### SUPPLIED PASSAGE
● ● ● ● ●

John came announcing light. He came to announce Good News. Jesus comes for us when we need him to the most. He comes to give rest for our souls and to teach us again what it means to be loved by the one who made everything.

The truth is I want God to come—but I want God to come on my terms.
I want to domesticate God—telling God where to go and what to do.
And here comes John telling me and everyone that the light of the world is coming to illuminate everything and everyone.

Somehow hearing John's words about Jesus being greater than him makes sense. All the other saviors we can turn to just don't work. And John the Baptist has this great promise to share. He isn't the savior but he has great news. Jesus is coming and the promise isn't dependent on our problems all being solved. Jesus is coming to bring us healing and new life.

● ● ● ● ●

### EXERCISE 1
Reproduce word for word the stretch from "And here comes" through "and new life." in the passage about John the Baptist.

### ENTRIES SHOWN

● ● ● ● ●

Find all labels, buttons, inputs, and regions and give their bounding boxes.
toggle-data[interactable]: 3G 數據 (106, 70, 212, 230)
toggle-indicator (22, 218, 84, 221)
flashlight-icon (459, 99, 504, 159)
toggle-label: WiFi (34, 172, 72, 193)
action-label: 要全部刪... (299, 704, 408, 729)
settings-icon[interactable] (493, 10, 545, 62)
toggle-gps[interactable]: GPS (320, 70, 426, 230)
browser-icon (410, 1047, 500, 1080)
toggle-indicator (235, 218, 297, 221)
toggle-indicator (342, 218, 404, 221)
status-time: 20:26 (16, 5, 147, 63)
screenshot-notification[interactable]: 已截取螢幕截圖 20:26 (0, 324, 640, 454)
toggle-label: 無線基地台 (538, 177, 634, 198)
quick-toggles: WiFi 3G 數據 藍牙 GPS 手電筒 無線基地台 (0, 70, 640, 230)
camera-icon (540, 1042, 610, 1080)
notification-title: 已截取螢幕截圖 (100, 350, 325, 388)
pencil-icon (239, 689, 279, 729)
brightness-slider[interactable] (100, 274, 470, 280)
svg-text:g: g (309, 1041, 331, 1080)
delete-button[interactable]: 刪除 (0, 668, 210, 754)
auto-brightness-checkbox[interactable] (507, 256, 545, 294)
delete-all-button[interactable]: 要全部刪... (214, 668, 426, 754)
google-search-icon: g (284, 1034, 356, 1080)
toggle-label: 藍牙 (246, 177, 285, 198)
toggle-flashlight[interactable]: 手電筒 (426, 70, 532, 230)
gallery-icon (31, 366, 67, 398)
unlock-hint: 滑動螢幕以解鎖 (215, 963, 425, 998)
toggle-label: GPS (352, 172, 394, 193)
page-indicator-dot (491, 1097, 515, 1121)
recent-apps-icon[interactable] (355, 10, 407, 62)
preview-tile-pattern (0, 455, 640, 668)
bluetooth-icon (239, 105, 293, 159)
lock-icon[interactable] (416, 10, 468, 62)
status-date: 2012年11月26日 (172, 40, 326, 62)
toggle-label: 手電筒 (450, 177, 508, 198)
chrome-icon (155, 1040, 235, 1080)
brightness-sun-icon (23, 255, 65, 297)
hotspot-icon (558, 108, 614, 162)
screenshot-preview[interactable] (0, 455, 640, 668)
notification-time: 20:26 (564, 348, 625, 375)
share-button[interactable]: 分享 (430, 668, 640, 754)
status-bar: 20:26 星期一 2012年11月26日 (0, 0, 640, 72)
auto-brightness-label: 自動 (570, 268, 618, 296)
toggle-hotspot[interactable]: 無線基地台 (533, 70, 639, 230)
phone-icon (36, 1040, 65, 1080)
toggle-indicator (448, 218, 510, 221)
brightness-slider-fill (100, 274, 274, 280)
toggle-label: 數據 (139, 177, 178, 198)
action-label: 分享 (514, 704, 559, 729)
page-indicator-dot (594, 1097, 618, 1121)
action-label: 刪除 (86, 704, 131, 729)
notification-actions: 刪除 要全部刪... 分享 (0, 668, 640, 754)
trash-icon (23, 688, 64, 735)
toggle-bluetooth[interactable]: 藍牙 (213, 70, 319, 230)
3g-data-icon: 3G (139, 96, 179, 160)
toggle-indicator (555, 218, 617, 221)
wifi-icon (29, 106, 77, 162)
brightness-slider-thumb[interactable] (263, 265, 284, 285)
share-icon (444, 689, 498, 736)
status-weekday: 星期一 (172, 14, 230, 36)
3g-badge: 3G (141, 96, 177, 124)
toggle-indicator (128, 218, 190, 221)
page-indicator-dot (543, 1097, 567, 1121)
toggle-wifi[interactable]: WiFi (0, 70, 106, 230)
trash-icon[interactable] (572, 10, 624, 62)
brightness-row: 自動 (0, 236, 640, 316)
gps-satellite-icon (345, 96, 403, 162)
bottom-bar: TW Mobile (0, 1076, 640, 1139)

● ● ● ● ●

### EXERCISE 2
Arrange the stretch of the listing from its first line through the line that contains "settings-icon[interactable] (493, 10, 545, 62)" as a JSON list of strings, with one string per line and blank lines omitted. Include only those lines.

### EXERCISE ANSWER 1
And here comes John telling me and everyone that the light of the world is coming to illuminate everything and everyone.

Somehow hearing John's words about Jesus being greater than him makes sense. All the other saviors we can turn to just don't work. And John the Baptist has this great promise to share. He isn't the savior but he has great news. Jesus is coming and the promise isn't dependent on our problems all being solved. Jesus is coming to bring us healing and new life.

### EXERCISE ANSWER 2
[
  "Find all labels, buttons, inputs, and regions and give their bounding boxes.",
  "toggle-data[interactable]: 3G 數據 (106, 70, 212, 230)",
  "toggle-indicator (22, 218, 84, 221)",
  "flashlight-icon (459, 99, 504, 159)",
  "toggle-label: WiFi (34, 172, 72, 193)",
  "action-label: 要全部刪... (299, 704, 408, 729)",
  "settings-icon[interactable] (493, 10, 545, 62)"
]